- TASK PROMPT
Please return the lines of the listing below verbatim, from the line containing "marker-diamond (407, 197, 424, 214)" up to and including the line containing "map (94, 69, 816, 530)". Give only those lines.

Listing from a data collection
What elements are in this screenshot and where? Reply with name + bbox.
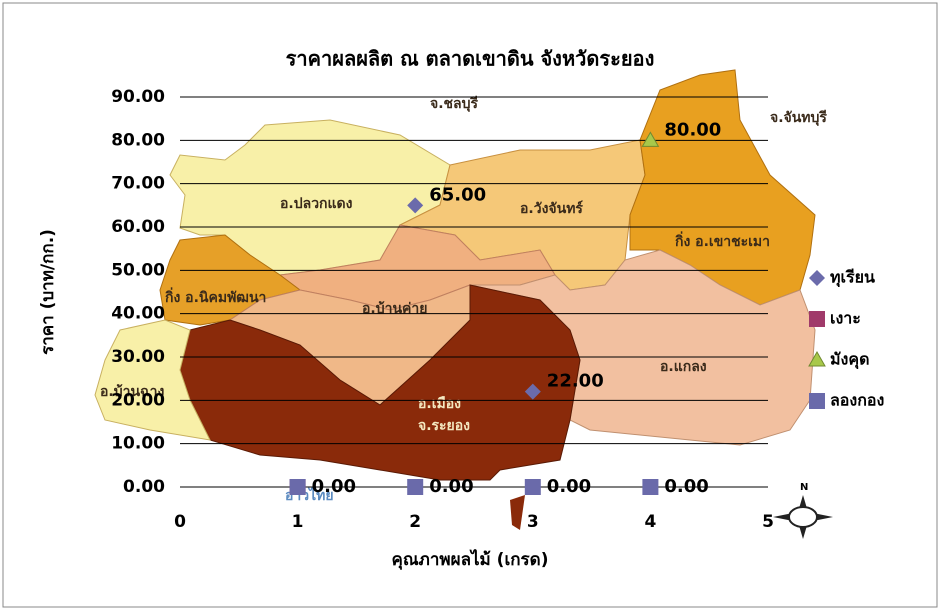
marker-diamond (407, 197, 424, 214)
x-tick-label: 0 (174, 512, 186, 532)
map-region (94, 319, 211, 441)
y-tick-label: 90.00 (111, 87, 165, 107)
y-axis-label: ราคา (บาท/กก.) (38, 229, 58, 355)
legend-label: เงาะ (830, 309, 861, 328)
map-label: อ.บ้านฉาง (100, 384, 164, 400)
map-label: จ.ชลบุรี (430, 96, 478, 112)
map (94, 69, 816, 530)
y-tick-label: 70.00 (111, 174, 165, 194)
x-tick-label: 2 (409, 512, 421, 532)
y-tick-label: 20.00 (111, 390, 165, 410)
map-label: จ.ระยอง (418, 418, 470, 434)
legend-label: มังคุด (830, 350, 869, 370)
x-tick-label: 1 (292, 512, 304, 532)
marker-square (809, 311, 825, 327)
map-label: อ.เมือง (418, 396, 461, 412)
island (510, 495, 525, 530)
marker-triangle (808, 350, 826, 367)
marker-square (289, 479, 306, 495)
x-tick-label: 5 (762, 512, 774, 532)
data-label: 22.00 (547, 371, 604, 392)
map-label: อ.บ้านค่าย (362, 301, 427, 317)
data-label: 0.00 (664, 476, 708, 497)
y-tick-label: 0.00 (123, 477, 165, 497)
legend-label: ทุเรียน (830, 268, 875, 288)
svg-text:N: N (800, 482, 808, 493)
y-tick-label: 10.00 (111, 434, 165, 454)
map-label: กิ่ง อ.เขาชะเมา (674, 231, 770, 250)
marker-triangle (641, 131, 660, 147)
x-axis-label: คุณภาพผลไม้ (เกรด) (392, 549, 549, 570)
y-tick-label: 50.00 (111, 260, 165, 280)
map-region (179, 284, 581, 481)
marker-diamond (524, 383, 541, 400)
y-tick-label: 80.00 (111, 130, 165, 150)
marker-square (407, 479, 424, 495)
marker-square (642, 479, 659, 495)
data-label: 65.00 (429, 184, 486, 205)
legend-label: ลองกอง (830, 391, 884, 410)
map-label: จ.จันทบุรี (770, 110, 827, 126)
data-label: 0.00 (312, 476, 356, 497)
map-label: อ.วังจันทร์ (520, 200, 583, 217)
data-label: 0.00 (547, 476, 591, 497)
x-tick-label: 4 (644, 512, 656, 532)
compass: N (773, 482, 833, 539)
marker-square (524, 479, 541, 495)
map-label: อ.แกลง (660, 359, 707, 375)
chart-title: ราคาผลผลิต ณ ตลาดเขาดิน จังหวัดระยอง (286, 47, 655, 71)
data-label: 80.00 (664, 119, 721, 140)
y-tick-label: 40.00 (111, 304, 165, 324)
y-tick-label: 30.00 (111, 347, 165, 367)
marker-diamond (809, 270, 825, 286)
marker-square (809, 393, 825, 409)
x-tick-label: 3 (527, 512, 539, 532)
data-label: 0.00 (429, 476, 473, 497)
map-label: กิ่ง อ.นิคมพัฒนา (164, 287, 266, 306)
y-tick-label: 60.00 (111, 217, 165, 237)
map-label: อ.ปลวกแดง (280, 196, 353, 212)
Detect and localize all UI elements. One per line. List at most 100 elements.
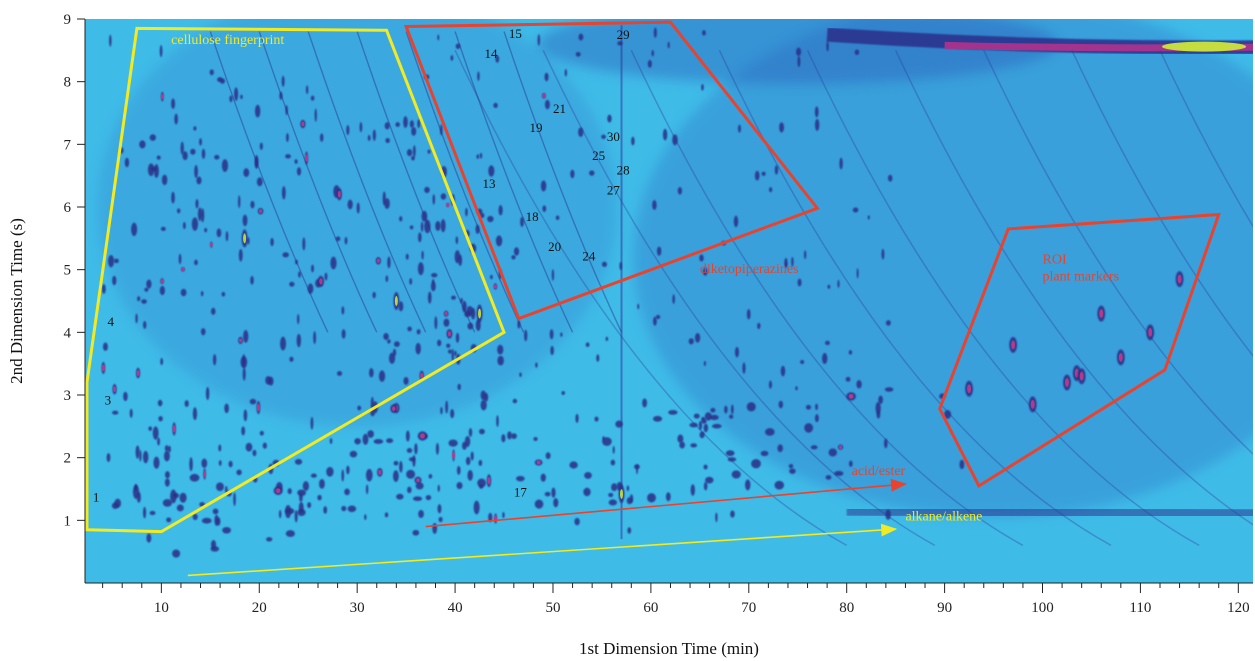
peak-spot bbox=[774, 165, 779, 175]
peak-body bbox=[237, 195, 241, 209]
peak-body bbox=[356, 202, 360, 214]
peak-body bbox=[407, 326, 412, 332]
peak-spot bbox=[163, 450, 170, 462]
peak-body bbox=[347, 199, 353, 210]
peak-body bbox=[294, 510, 298, 523]
peak-body bbox=[468, 428, 473, 437]
peak-label-14: 14 bbox=[484, 46, 498, 61]
peak-label-15: 15 bbox=[509, 26, 522, 41]
peak-spot bbox=[278, 509, 282, 519]
peak-spot bbox=[297, 489, 307, 497]
peak-body bbox=[826, 41, 829, 52]
peak-spot bbox=[347, 505, 357, 513]
peak-spot bbox=[570, 169, 575, 179]
peak-spot bbox=[618, 485, 625, 504]
peak-body bbox=[760, 450, 769, 457]
peak-body bbox=[179, 492, 187, 503]
peak-body bbox=[392, 470, 399, 482]
peak-body bbox=[393, 460, 399, 466]
peak-spot bbox=[216, 517, 221, 526]
peak-body bbox=[497, 355, 504, 366]
peak-spot bbox=[405, 253, 409, 260]
peak-spot bbox=[346, 465, 350, 475]
peak-body bbox=[848, 350, 853, 355]
peak-spot bbox=[605, 336, 609, 342]
peak-spot bbox=[578, 33, 584, 41]
trend-arrow-1 bbox=[187, 523, 898, 577]
peak-spot bbox=[373, 439, 384, 445]
peak-spot bbox=[475, 224, 480, 234]
peak-body bbox=[884, 387, 894, 392]
peak-spot bbox=[259, 142, 263, 151]
peak-body bbox=[144, 287, 149, 292]
peak-body bbox=[642, 398, 648, 408]
peak-body bbox=[417, 119, 421, 128]
peak-body bbox=[699, 254, 704, 262]
peak-spot bbox=[144, 287, 149, 292]
peak-spot bbox=[146, 533, 152, 543]
peak-spot bbox=[608, 492, 614, 498]
peak-spot bbox=[440, 219, 446, 233]
peak-body bbox=[407, 486, 412, 494]
peak-spot bbox=[637, 303, 640, 310]
peak-spot bbox=[454, 350, 457, 356]
peak-body bbox=[221, 291, 226, 297]
peak-spot bbox=[434, 316, 438, 330]
peak-spot bbox=[392, 348, 397, 357]
peak-spot bbox=[495, 55, 500, 63]
peak-spot bbox=[703, 464, 708, 470]
peak-core bbox=[620, 489, 624, 499]
peak-body bbox=[142, 506, 147, 519]
peak-body bbox=[779, 122, 785, 133]
peak-body bbox=[194, 164, 198, 179]
peak-spot bbox=[702, 30, 706, 36]
peak-spot bbox=[182, 222, 186, 230]
peak-spot bbox=[417, 431, 428, 441]
peak-body bbox=[296, 333, 302, 348]
peak-body bbox=[651, 49, 655, 57]
peak-body bbox=[814, 118, 820, 131]
peak-core bbox=[113, 386, 117, 393]
peak-body bbox=[405, 430, 410, 442]
peak-spot bbox=[106, 453, 111, 463]
peak-body bbox=[406, 149, 413, 157]
peak-spot bbox=[178, 253, 182, 265]
peak-body bbox=[378, 370, 386, 382]
peak-spot bbox=[190, 148, 196, 155]
peak-body bbox=[415, 482, 424, 490]
peak-spot bbox=[455, 236, 459, 245]
peak-spot bbox=[788, 463, 794, 469]
peak-spot bbox=[569, 461, 578, 469]
peak-spot bbox=[502, 511, 505, 519]
peak-body bbox=[159, 285, 166, 296]
peak-spot bbox=[195, 198, 199, 209]
peak-spot bbox=[959, 459, 965, 470]
peak-body bbox=[788, 463, 794, 469]
peak-body bbox=[205, 386, 210, 400]
peak-body bbox=[594, 416, 599, 422]
peak-spot bbox=[455, 43, 461, 50]
peak-spot bbox=[152, 426, 159, 440]
peak-body bbox=[210, 540, 217, 549]
peak-spot bbox=[364, 514, 367, 521]
peak-spot bbox=[612, 446, 615, 454]
peak-spot bbox=[242, 214, 248, 227]
peak-spot bbox=[314, 108, 317, 122]
peak-spot bbox=[285, 105, 288, 116]
peak-body bbox=[647, 59, 652, 68]
peak-body bbox=[488, 512, 493, 523]
peak-body bbox=[214, 154, 220, 160]
peak-body bbox=[814, 414, 819, 423]
peak-spot bbox=[427, 149, 431, 154]
peak-spot bbox=[112, 383, 117, 395]
peak-body bbox=[768, 187, 773, 193]
peak-spot bbox=[142, 450, 149, 464]
peak-body bbox=[396, 493, 404, 500]
peak-body bbox=[480, 390, 487, 401]
peak-spot bbox=[611, 483, 618, 492]
peak-body bbox=[399, 460, 403, 473]
streak-line bbox=[894, 50, 1253, 526]
peak-body bbox=[734, 346, 739, 358]
peak-spot bbox=[665, 492, 671, 502]
peak-body bbox=[834, 470, 844, 477]
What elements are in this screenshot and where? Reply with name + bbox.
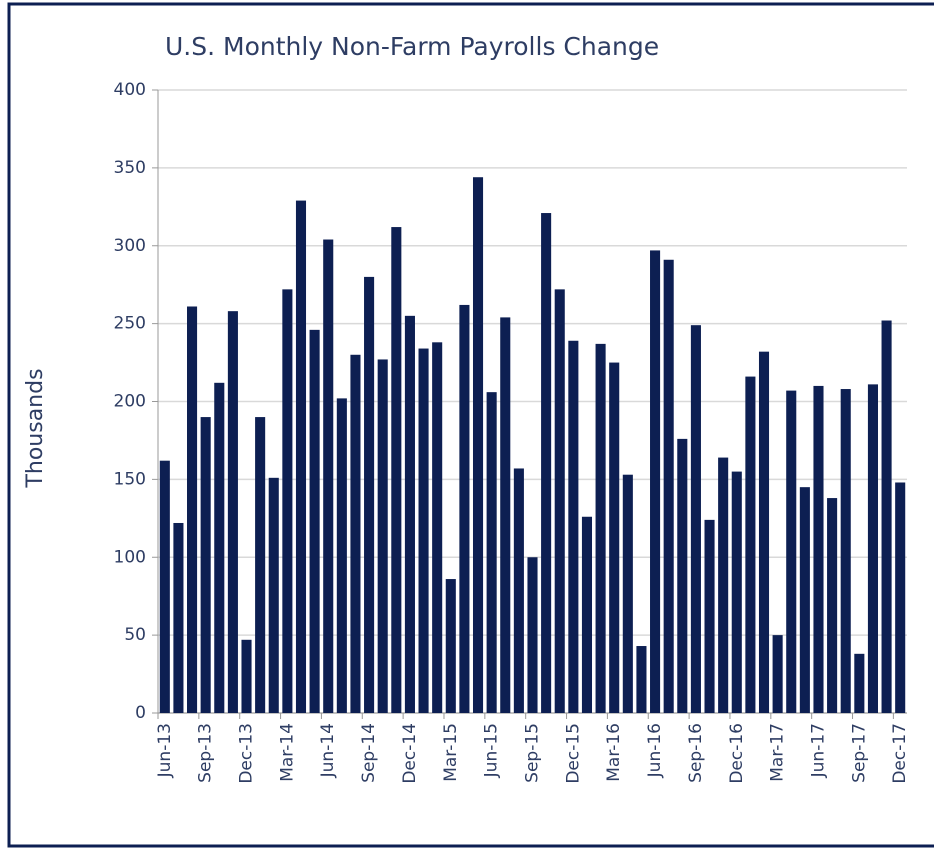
y-tick-label: 100 (114, 547, 146, 567)
x-tick-label: Jun-13 (155, 723, 175, 778)
bar (445, 579, 456, 713)
bar (200, 417, 211, 713)
bar (650, 250, 661, 714)
bar (881, 320, 892, 713)
x-tick-label: Sep-15 (523, 723, 543, 783)
bar (772, 635, 783, 713)
x-tick-label: Jun-16 (645, 723, 665, 778)
x-tick-label: Dec-16 (727, 723, 747, 784)
bar (432, 342, 443, 713)
bar (799, 487, 810, 713)
y-axis-title: Thousands (23, 368, 48, 488)
bar (227, 311, 238, 713)
bar (813, 385, 824, 713)
bar (187, 306, 198, 713)
bar (568, 340, 579, 713)
x-tick-label: Sep-14 (359, 723, 379, 783)
bar (527, 557, 538, 713)
bar (350, 354, 361, 713)
x-tick-label: Dec-17 (890, 723, 910, 784)
bar (336, 398, 347, 713)
y-tick-label: 200 (114, 392, 146, 412)
bar (214, 382, 225, 713)
y-tick-label: 300 (114, 236, 146, 256)
bar (622, 474, 633, 713)
bar (704, 519, 715, 713)
bar (173, 522, 184, 713)
y-tick-label: 50 (124, 625, 146, 645)
bar (459, 304, 470, 713)
x-tick-label: Sep-16 (686, 723, 706, 783)
bar (323, 239, 334, 713)
x-tick-label: Mar-15 (441, 723, 461, 782)
bar (282, 289, 293, 713)
bar (295, 200, 307, 713)
bar (472, 177, 484, 714)
bar (486, 392, 497, 713)
x-tick-label: Dec-13 (237, 723, 257, 784)
bar (309, 329, 320, 713)
bar (867, 384, 878, 713)
bar (513, 468, 524, 713)
bar (268, 477, 279, 713)
y-tick-label: 400 (114, 80, 146, 100)
bar (854, 653, 865, 713)
bar (500, 317, 511, 713)
bar (690, 325, 701, 713)
bar (677, 438, 688, 713)
bar (636, 646, 647, 713)
x-tick-label: Sep-17 (849, 723, 869, 783)
bar (609, 362, 620, 713)
bar (255, 417, 266, 713)
bar (758, 351, 770, 713)
bar (663, 259, 674, 713)
bar (595, 343, 606, 713)
bar (895, 482, 906, 713)
chart-title: U.S. Monthly Non-Farm Payrolls Change (165, 32, 659, 61)
bar (241, 639, 252, 713)
frame (7, 2, 934, 848)
bar (364, 276, 375, 713)
bar (745, 376, 756, 713)
bar (159, 460, 170, 713)
x-tick-label: Jun-15 (482, 723, 502, 778)
bar (827, 498, 838, 713)
y-tick-label: 350 (114, 158, 146, 178)
bar (581, 516, 593, 713)
x-tick-label: Sep-13 (196, 723, 216, 783)
x-tick-label: Dec-14 (400, 723, 420, 784)
bar (840, 389, 851, 713)
x-tick-label: Jun-17 (808, 723, 828, 778)
x-tick-label: Mar-17 (768, 723, 788, 782)
y-tick-label: 250 (114, 314, 146, 334)
x-tick-label: Dec-15 (563, 723, 583, 784)
y-tick-label: 0 (135, 703, 146, 723)
bar (541, 213, 552, 714)
x-tick-label: Jun-14 (318, 723, 338, 778)
bar (418, 348, 429, 713)
x-tick-label: Mar-14 (277, 723, 297, 782)
bar (786, 390, 797, 713)
bar (554, 289, 565, 713)
bar (731, 471, 742, 713)
bar (391, 227, 402, 713)
bar (718, 457, 729, 713)
y-tick-label: 150 (114, 469, 146, 489)
bar (404, 315, 415, 713)
bar (377, 359, 388, 713)
x-tick-label: Mar-16 (604, 723, 624, 782)
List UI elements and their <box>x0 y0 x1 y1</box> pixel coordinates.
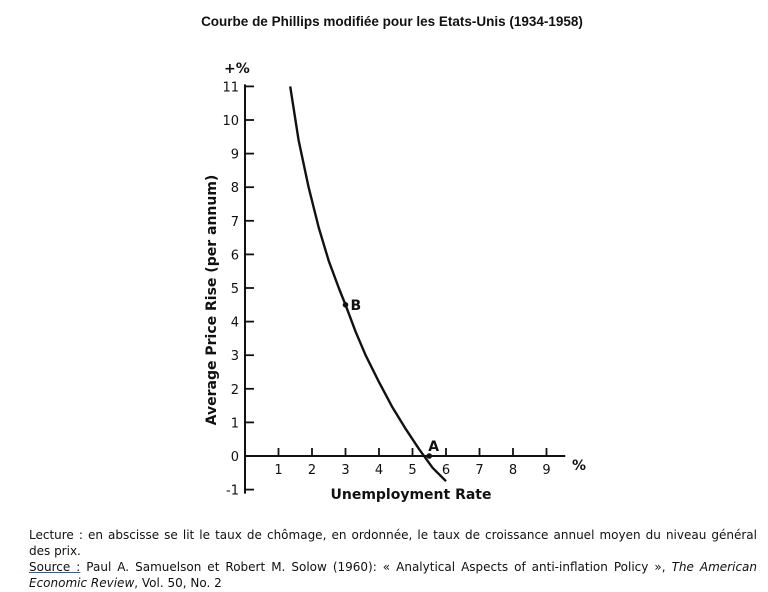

- FINAL RESULT
marker-diamond (407, 197, 424, 214)
x-tick-label: 0 (174, 512, 186, 532)
map-region (94, 319, 211, 441)
y-tick-label: 90.00 (111, 87, 165, 107)
y-axis-label: ราคา (บาท/กก.) (38, 229, 58, 355)
legend-label: เงาะ (830, 309, 861, 328)
map-label: อ.บ้านฉาง (100, 384, 164, 400)
map-label: จ.ชลบุรี (430, 96, 478, 112)
map (94, 69, 816, 530)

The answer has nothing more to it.